### Aim
Using the entries that follow, count the lines containing the word "fortement" and give that number by itself.
+++++
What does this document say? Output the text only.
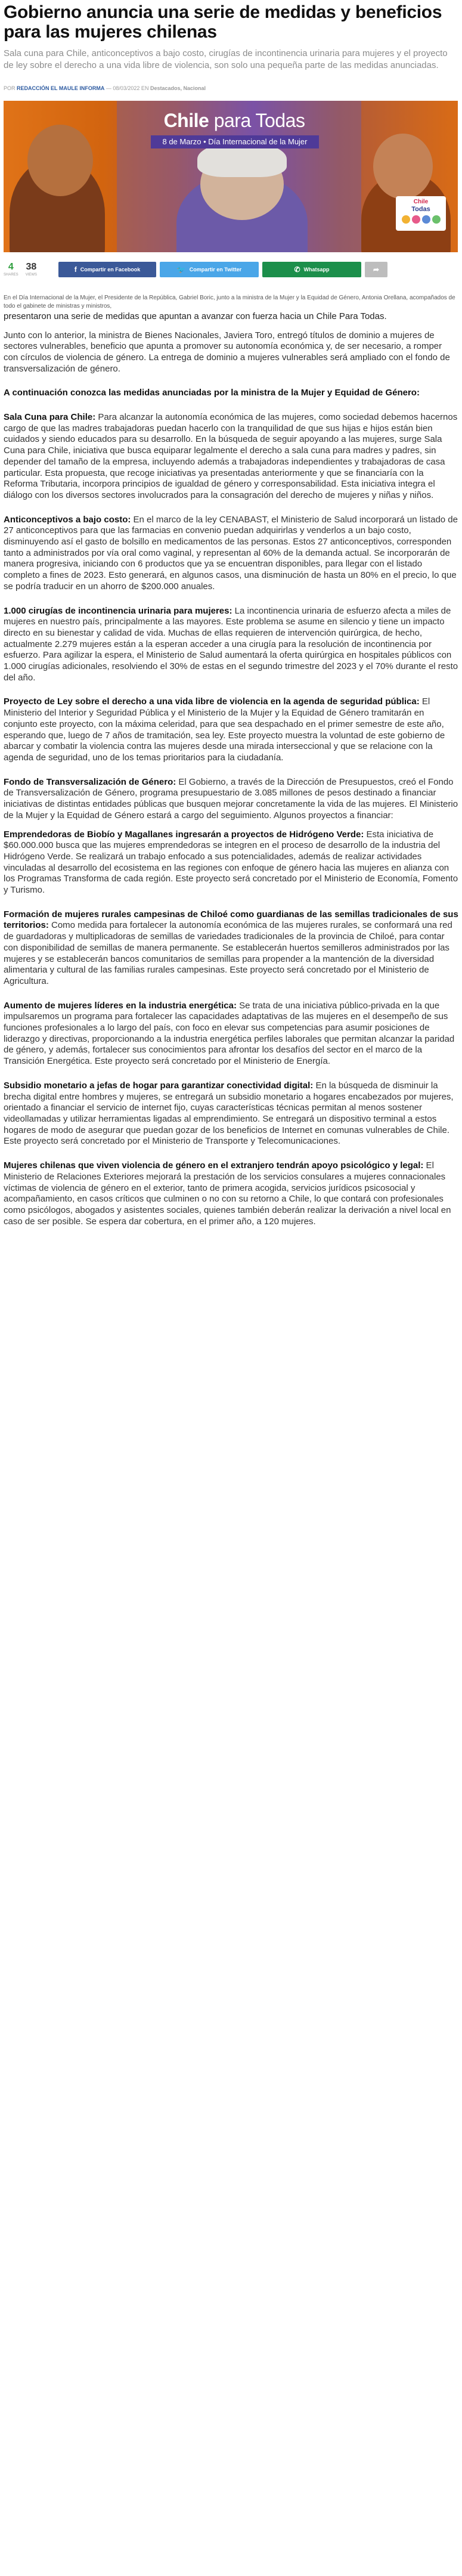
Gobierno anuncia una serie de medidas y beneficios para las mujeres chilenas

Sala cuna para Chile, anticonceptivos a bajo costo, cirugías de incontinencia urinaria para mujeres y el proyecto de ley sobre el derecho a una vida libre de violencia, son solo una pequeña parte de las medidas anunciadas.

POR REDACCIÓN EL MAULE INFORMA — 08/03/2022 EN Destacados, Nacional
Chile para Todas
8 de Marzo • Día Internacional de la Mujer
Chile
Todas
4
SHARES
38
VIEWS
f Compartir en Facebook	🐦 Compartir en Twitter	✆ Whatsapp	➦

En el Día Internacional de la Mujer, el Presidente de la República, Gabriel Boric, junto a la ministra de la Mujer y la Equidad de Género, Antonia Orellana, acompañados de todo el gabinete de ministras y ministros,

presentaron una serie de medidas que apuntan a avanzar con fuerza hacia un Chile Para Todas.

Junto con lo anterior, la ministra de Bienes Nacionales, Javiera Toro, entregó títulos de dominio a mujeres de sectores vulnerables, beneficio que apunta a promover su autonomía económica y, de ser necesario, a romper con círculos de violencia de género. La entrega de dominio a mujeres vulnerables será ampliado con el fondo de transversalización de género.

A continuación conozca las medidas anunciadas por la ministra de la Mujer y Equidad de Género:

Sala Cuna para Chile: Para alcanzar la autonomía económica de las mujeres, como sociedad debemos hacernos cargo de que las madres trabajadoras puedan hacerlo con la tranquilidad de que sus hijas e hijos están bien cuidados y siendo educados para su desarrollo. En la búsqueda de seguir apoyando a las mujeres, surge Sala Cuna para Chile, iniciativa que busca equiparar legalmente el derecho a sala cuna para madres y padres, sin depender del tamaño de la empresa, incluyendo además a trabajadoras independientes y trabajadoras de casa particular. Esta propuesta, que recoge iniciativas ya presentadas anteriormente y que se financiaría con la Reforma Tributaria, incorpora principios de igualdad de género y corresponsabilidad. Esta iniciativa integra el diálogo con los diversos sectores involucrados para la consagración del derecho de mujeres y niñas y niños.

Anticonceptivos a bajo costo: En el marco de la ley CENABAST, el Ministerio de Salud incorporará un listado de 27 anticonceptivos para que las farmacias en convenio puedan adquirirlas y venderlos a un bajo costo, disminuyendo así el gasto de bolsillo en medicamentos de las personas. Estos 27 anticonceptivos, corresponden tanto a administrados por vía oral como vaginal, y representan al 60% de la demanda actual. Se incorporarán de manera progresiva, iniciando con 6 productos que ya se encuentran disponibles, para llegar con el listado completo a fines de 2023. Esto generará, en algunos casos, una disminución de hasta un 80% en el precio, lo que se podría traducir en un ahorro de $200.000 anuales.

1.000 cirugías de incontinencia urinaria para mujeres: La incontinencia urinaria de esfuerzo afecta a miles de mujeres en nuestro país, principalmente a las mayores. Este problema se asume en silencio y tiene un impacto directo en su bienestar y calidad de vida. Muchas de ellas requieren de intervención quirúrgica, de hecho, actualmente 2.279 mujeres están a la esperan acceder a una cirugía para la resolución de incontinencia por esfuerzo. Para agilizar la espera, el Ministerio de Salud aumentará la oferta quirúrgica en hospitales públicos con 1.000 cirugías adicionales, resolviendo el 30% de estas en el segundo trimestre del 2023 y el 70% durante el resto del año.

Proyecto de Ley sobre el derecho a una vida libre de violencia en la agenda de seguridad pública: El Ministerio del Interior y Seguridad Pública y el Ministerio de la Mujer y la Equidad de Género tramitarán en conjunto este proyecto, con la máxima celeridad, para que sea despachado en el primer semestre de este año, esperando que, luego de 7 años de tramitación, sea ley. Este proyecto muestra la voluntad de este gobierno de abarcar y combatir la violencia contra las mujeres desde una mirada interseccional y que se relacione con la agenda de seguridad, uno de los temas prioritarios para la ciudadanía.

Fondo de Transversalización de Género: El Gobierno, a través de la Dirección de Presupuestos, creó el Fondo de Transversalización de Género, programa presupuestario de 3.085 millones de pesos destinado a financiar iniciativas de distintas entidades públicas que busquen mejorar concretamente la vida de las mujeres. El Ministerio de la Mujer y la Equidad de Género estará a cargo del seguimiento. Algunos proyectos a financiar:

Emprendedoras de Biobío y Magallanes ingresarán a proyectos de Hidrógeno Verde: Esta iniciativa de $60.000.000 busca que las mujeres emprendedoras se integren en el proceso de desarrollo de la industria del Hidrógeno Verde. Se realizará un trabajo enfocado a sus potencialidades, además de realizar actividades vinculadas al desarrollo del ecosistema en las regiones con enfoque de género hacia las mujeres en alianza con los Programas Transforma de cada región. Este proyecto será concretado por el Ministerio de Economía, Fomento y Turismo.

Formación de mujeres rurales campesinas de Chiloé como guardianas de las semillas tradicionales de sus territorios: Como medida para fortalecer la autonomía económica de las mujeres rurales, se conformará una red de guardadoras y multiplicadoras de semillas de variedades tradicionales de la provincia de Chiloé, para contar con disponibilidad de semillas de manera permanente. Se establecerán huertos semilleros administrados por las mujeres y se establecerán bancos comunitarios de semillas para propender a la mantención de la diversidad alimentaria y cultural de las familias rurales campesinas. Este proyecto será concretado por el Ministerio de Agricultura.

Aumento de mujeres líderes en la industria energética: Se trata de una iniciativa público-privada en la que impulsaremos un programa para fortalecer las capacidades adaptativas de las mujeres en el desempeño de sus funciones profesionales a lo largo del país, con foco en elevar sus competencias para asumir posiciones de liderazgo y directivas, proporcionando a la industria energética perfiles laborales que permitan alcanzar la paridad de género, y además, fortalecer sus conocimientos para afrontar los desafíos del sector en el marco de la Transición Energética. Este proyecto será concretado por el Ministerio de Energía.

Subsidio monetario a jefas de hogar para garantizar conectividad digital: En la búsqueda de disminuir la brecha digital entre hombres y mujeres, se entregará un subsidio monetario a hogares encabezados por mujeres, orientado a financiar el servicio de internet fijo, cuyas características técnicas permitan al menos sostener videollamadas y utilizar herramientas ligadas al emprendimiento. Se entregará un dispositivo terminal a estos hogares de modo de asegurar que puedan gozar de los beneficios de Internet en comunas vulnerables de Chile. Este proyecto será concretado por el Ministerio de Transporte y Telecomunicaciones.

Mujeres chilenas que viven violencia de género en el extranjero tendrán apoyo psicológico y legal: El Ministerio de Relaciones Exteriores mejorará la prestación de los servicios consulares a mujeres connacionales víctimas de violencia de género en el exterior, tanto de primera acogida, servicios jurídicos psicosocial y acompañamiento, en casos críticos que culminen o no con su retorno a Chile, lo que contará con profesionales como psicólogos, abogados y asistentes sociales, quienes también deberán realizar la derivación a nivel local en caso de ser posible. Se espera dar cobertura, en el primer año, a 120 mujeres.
+++++
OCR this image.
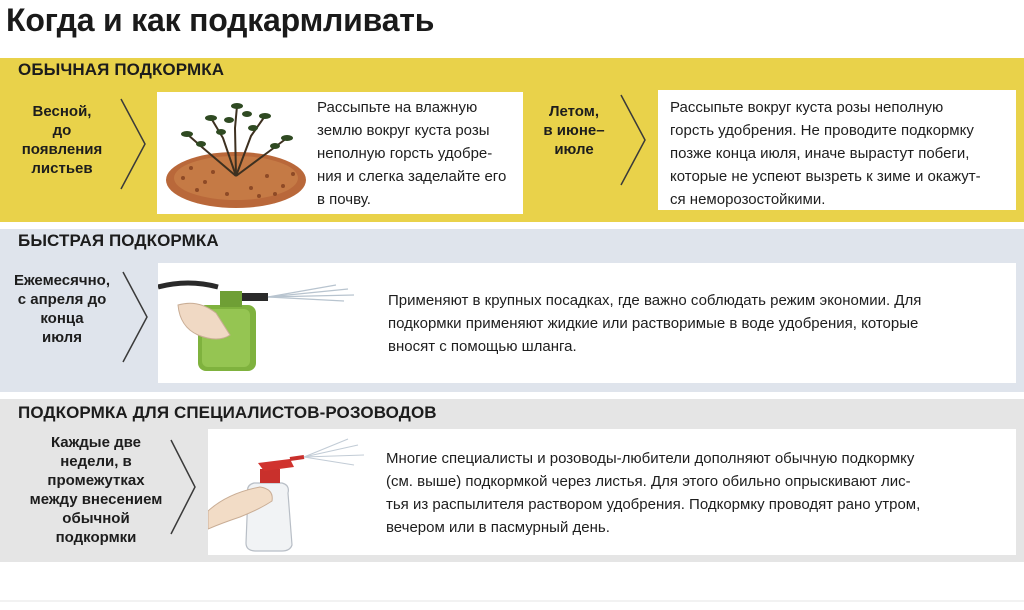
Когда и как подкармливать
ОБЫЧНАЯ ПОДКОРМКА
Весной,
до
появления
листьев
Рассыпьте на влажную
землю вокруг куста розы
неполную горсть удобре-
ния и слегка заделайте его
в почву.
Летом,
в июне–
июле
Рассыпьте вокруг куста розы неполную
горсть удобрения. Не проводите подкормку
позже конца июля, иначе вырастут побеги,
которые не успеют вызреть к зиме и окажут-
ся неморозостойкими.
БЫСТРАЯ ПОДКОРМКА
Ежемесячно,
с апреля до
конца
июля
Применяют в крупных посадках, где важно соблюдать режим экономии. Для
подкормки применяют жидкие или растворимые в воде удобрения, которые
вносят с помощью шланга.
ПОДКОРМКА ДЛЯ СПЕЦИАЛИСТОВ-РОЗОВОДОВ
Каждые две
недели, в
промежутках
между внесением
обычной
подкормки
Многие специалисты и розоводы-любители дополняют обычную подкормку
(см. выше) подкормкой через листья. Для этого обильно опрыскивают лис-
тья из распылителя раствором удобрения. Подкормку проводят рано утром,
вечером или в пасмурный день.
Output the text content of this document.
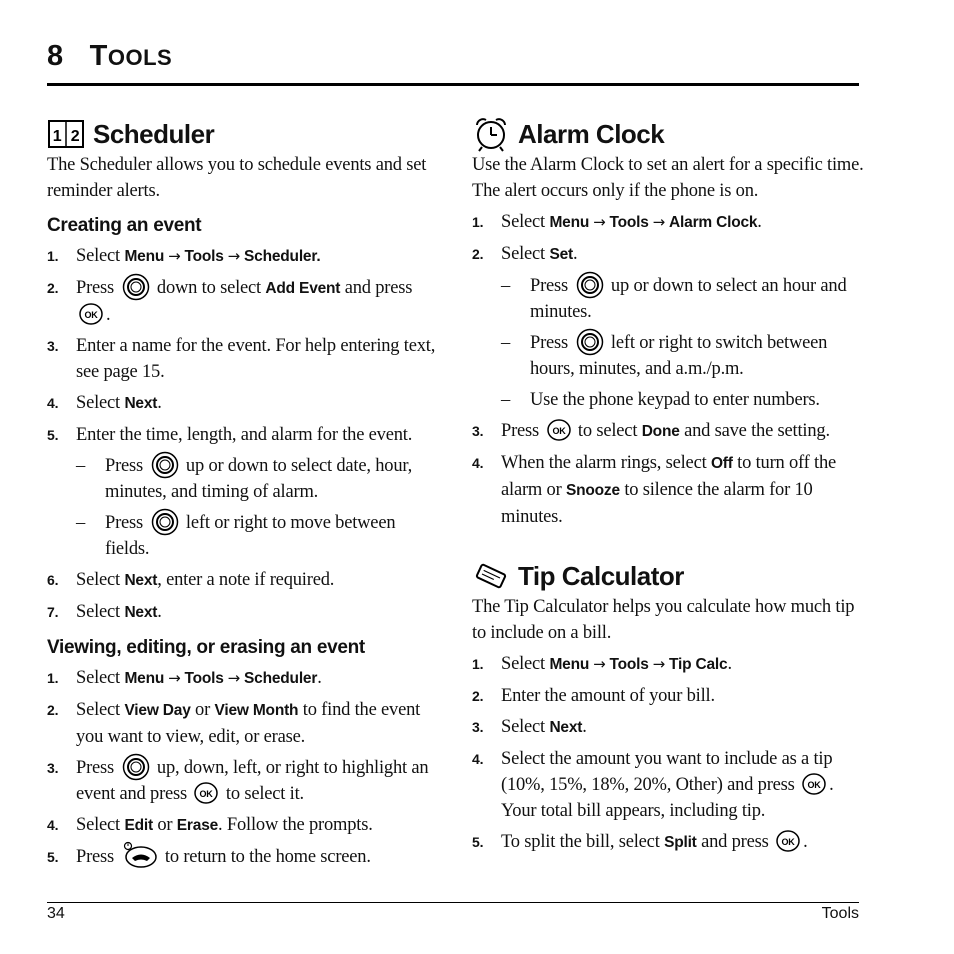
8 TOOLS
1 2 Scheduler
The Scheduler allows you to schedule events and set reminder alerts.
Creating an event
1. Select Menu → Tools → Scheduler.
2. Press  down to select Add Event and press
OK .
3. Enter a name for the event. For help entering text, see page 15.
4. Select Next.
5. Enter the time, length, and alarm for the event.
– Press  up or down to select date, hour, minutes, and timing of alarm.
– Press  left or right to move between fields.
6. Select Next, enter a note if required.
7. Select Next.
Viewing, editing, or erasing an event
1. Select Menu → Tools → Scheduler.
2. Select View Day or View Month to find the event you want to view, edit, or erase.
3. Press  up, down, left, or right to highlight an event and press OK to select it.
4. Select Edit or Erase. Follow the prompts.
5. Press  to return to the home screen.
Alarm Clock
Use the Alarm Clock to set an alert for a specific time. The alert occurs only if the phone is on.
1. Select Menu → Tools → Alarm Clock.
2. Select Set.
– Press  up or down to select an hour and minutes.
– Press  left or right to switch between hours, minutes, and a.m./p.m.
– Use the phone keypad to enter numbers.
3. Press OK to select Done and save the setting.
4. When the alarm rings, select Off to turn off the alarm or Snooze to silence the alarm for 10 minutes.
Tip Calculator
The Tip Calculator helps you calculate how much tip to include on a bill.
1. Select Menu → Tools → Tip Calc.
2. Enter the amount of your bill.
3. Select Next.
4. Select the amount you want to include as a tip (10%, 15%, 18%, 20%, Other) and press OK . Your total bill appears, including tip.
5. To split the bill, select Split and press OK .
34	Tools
+++++
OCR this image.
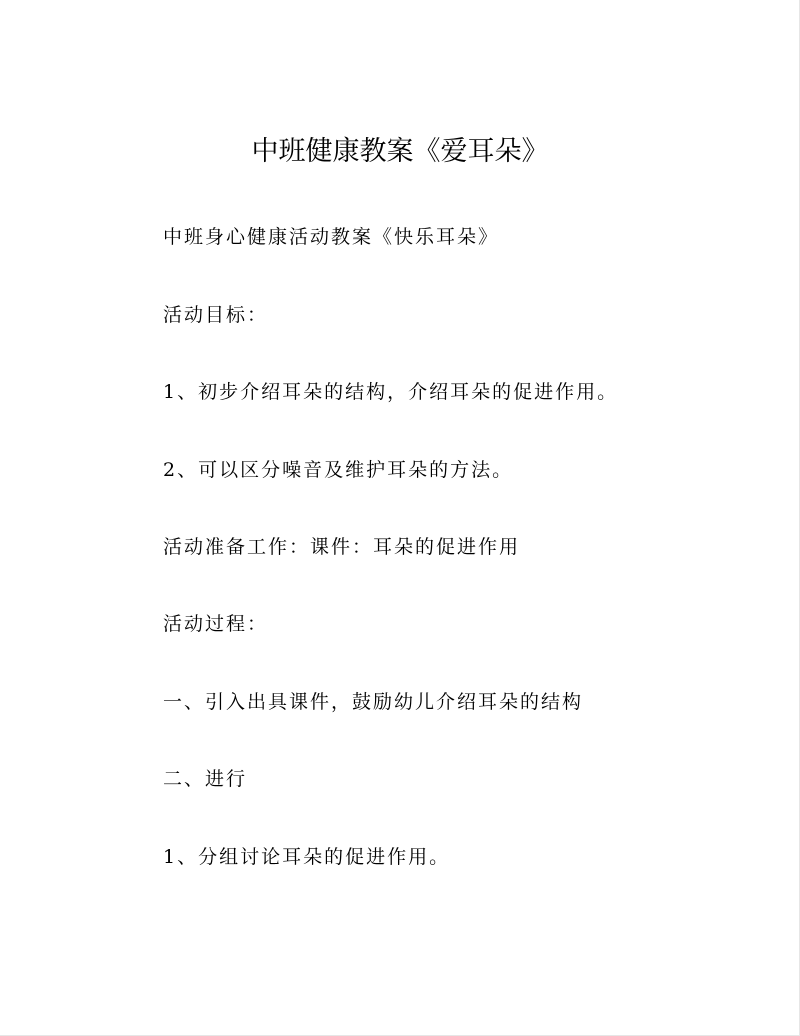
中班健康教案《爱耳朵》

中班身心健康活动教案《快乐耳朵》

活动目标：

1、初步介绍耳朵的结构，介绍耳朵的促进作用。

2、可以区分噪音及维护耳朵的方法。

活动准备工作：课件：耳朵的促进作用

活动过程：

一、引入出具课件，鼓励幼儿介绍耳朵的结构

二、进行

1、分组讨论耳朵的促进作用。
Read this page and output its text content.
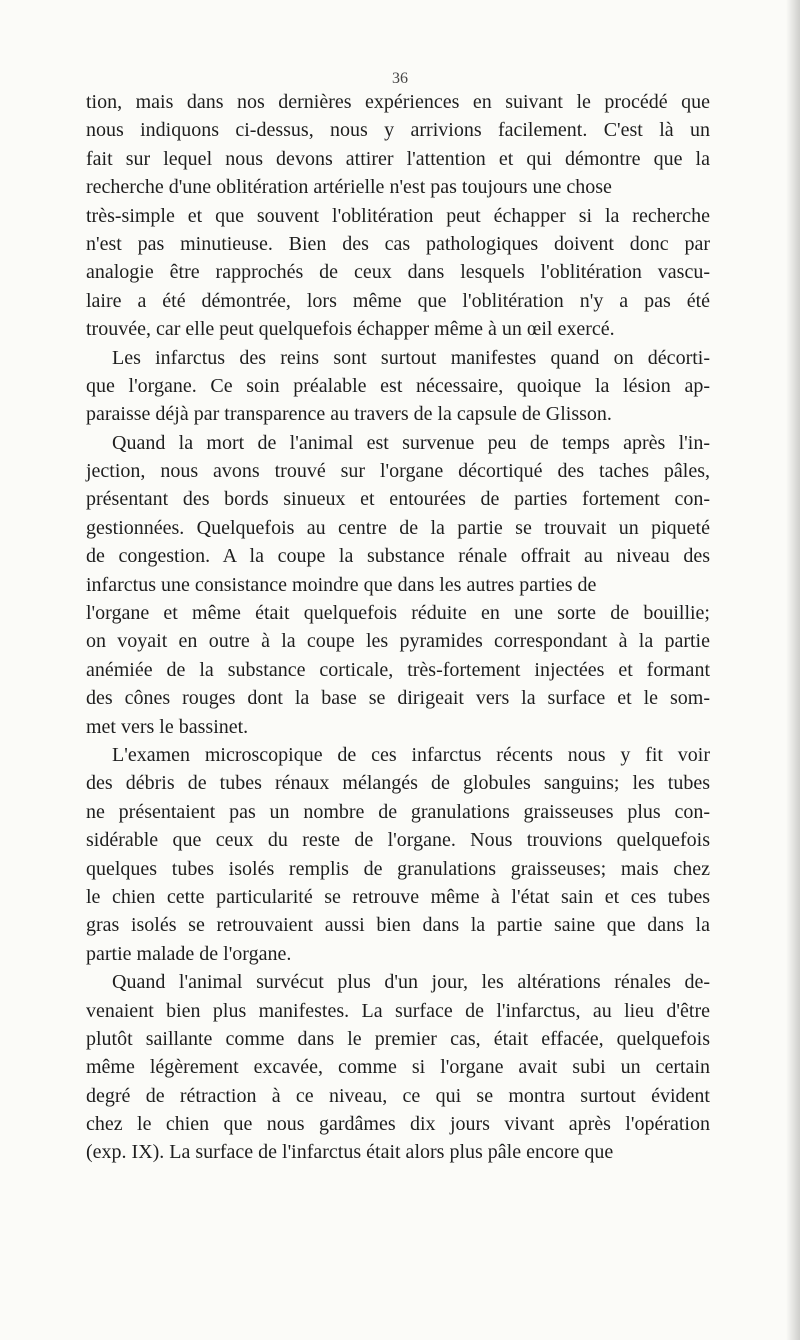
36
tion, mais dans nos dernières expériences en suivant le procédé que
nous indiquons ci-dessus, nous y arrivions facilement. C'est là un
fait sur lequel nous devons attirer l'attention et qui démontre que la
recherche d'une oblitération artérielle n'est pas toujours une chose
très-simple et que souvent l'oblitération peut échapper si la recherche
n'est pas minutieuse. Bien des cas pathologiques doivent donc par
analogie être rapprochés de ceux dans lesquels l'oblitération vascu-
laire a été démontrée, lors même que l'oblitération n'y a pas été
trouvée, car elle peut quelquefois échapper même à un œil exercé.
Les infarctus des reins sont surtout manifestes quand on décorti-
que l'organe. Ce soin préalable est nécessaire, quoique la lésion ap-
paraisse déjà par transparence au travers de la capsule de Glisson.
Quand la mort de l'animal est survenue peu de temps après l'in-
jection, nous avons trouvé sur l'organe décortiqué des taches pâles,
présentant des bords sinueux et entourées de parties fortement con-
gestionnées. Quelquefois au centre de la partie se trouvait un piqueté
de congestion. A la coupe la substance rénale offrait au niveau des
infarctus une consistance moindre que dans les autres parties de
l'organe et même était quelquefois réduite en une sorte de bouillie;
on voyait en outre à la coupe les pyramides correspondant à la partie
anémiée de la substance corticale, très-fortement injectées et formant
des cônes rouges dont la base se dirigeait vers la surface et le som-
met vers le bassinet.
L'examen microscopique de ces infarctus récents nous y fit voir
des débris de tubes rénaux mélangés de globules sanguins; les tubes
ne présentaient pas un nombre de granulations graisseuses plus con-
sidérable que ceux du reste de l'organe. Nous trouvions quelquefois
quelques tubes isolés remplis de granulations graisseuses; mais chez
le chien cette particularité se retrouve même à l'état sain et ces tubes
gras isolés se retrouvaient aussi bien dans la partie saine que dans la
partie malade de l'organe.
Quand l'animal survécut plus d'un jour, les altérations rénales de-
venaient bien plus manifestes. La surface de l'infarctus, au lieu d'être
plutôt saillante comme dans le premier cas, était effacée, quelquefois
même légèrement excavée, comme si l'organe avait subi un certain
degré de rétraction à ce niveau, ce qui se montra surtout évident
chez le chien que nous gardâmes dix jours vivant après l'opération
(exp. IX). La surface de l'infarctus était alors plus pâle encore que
+++++
### Answer for this exercise
2